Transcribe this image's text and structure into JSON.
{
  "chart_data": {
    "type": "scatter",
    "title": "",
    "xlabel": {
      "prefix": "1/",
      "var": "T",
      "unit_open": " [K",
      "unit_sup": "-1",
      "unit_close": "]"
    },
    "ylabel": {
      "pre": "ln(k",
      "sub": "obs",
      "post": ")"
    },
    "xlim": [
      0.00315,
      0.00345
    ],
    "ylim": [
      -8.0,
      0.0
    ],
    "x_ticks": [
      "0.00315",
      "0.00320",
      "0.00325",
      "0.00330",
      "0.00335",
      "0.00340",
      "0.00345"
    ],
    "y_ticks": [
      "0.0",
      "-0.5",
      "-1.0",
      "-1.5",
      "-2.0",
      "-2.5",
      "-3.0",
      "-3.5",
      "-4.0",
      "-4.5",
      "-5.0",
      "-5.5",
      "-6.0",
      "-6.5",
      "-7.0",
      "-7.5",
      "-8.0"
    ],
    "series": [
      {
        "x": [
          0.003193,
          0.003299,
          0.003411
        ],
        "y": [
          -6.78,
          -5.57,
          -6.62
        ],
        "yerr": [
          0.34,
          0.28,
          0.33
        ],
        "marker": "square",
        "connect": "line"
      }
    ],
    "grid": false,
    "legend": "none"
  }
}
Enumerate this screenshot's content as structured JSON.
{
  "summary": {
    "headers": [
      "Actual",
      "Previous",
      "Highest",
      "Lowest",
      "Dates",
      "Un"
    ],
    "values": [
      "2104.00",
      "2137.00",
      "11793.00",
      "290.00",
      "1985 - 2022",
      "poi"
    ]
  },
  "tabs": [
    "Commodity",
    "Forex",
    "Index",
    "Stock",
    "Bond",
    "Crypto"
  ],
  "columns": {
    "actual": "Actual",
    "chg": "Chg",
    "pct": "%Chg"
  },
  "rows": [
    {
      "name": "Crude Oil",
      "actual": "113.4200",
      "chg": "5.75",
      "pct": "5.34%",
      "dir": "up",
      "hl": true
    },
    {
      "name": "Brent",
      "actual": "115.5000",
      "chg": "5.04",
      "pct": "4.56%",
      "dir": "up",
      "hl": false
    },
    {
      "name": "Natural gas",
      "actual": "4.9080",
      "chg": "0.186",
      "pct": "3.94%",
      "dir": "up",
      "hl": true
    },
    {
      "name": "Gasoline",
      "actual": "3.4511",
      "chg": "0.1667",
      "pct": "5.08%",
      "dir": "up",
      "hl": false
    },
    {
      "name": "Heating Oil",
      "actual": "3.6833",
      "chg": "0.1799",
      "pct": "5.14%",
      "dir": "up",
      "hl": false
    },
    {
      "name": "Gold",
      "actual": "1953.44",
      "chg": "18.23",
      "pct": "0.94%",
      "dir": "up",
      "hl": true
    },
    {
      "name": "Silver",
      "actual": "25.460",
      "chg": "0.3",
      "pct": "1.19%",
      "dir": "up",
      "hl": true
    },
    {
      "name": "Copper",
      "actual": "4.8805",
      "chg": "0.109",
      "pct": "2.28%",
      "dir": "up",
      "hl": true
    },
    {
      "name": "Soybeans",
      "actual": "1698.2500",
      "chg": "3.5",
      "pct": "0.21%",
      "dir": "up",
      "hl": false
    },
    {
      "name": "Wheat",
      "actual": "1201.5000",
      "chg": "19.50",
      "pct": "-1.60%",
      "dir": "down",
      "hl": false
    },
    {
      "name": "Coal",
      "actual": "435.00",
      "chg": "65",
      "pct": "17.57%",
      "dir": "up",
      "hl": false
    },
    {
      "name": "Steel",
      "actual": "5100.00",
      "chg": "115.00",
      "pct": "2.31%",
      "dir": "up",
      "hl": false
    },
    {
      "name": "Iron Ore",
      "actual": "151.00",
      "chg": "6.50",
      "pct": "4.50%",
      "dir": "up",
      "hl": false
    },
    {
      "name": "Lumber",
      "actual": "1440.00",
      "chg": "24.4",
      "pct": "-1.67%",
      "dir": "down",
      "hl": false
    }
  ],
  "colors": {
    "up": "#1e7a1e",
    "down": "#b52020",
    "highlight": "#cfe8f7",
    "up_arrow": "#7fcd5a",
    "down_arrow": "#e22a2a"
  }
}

** Description of the task **
Give back the whole listing, word for word.

** Solution below **
Transcribe this image's text and structure into JSON.
{
  "chart_data": {
    "type": "scatter",
    "title": "",
    "xlabel": {
      "prefix": "1/",
      "var": "T",
      "unit_open": " [K",
      "unit_sup": "-1",
      "unit_close": "]"
    },
    "ylabel": {
      "pre": "ln(k",
      "sub": "obs",
      "post": ")"
    },
    "xlim": [
      0.00315,
      0.00345
    ],
    "ylim": [
      -8.0,
      0.0
    ],
    "x_ticks": [
      "0.00315",
      "0.00320",
      "0.00325",
      "0.00330",
      "0.00335",
      "0.00340",
      "0.00345"
    ],
    "y_ticks": [
      "0.0",
      "-0.5",
      "-1.0",
      "-1.5",
      "-2.0",
      "-2.5",
      "-3.0",
      "-3.5",
      "-4.0",
      "-4.5",
      "-5.0",
      "-5.5",
      "-6.0",
      "-6.5",
      "-7.0",
      "-7.5",
      "-8.0"
    ],
    "series": [
      {
        "x": [
          0.003193,
          0.003299,
          0.003411
        ],
        "y": [
          -6.78,
          -5.57,
          -6.62
        ],
        "yerr": [
          0.34,
          0.28,
          0.33
        ],
        "marker": "square",
        "connect": "line"
      }
    ],
    "grid": false,
    "legend": "none"
  }
}
Enumerate this screenshot's content as structured JSON.
{
  "summary": {
    "headers": [
      "Actual",
      "Previous",
      "Highest",
      "Lowest",
      "Dates",
      "Un"
    ],
    "values": [
      "2104.00",
      "2137.00",
      "11793.00",
      "290.00",
      "1985 - 2022",
      "poi"
    ]
  },
  "tabs": [
    "Commodity",
    "Forex",
    "Index",
    "Stock",
    "Bond",
    "Crypto"
  ],
  "columns": {
    "actual": "Actual",
    "chg": "Chg",
    "pct": "%Chg"
  },
  "rows": [
    {
      "name": "Crude Oil",
      "actual": "113.4200",
      "chg": "5.75",
      "pct": "5.34%",
      "dir": "up",
      "hl": true
    },
    {
      "name": "Brent",
      "actual": "115.5000",
      "chg": "5.04",
      "pct": "4.56%",
      "dir": "up",
      "hl": false
    },
    {
      "name": "Natural gas",
      "actual": "4.9080",
      "chg": "0.186",
      "pct": "3.94%",
      "dir": "up",
      "hl": true
    },
    {
      "name": "Gasoline",
      "actual": "3.4511",
      "chg": "0.1667",
      "pct": "5.08%",
      "dir": "up",
      "hl": false
    },
    {
      "name": "Heating Oil",
      "actual": "3.6833",
      "chg": "0.1799",
      "pct": "5.14%",
      "dir": "up",
      "hl": false
    },
    {
      "name": "Gold",
      "actual": "1953.44",
      "chg": "18.23",
      "pct": "0.94%",
      "dir": "up",
      "hl": true
    },
    {
      "name": "Silver",
      "actual": "25.460",
      "chg": "0.3",
      "pct": "1.19%",
      "dir": "up",
      "hl": true
    },
    {
      "name": "Copper",
      "actual": "4.8805",
      "chg": "0.109",
      "pct": "2.28%",
      "dir": "up",
      "hl": true
    },
    {
      "name": "Soybeans",
      "actual": "1698.2500",
      "chg": "3.5",
      "pct": "0.21%",
      "dir": "up",
      "hl": false
    },
    {
      "name": "Wheat",
      "actual": "1201.5000",
      "chg": "19.50",
      "pct": "-1.60%",
      "dir": "down",
      "hl": false
    },
    {
      "name": "Coal",
      "actual": "435.00",
      "chg": "65",
      "pct": "17.57%",
      "dir": "up",
      "hl": false
    },
    {
      "name": "Steel",
      "actual": "5100.00",
      "chg": "115.00",
      "pct": "2.31%",
      "dir": "up",
      "hl": false
    },
    {
      "name": "Iron Ore",
      "actual": "151.00",
      "chg": "6.50",
      "pct": "4.50%",
      "dir": "up",
      "hl": false
    },
    {
      "name": "Lumber",
      "actual": "1440.00",
      "chg": "24.4",
      "pct": "-1.67%",
      "dir": "down",
      "hl": false
    }
  ],
  "colors": {
    "up": "#1e7a1e",
    "down": "#b52020",
    "highlight": "#cfe8f7",
    "up_arrow": "#7fcd5a",
    "down_arrow": "#e22a2a"
  }
}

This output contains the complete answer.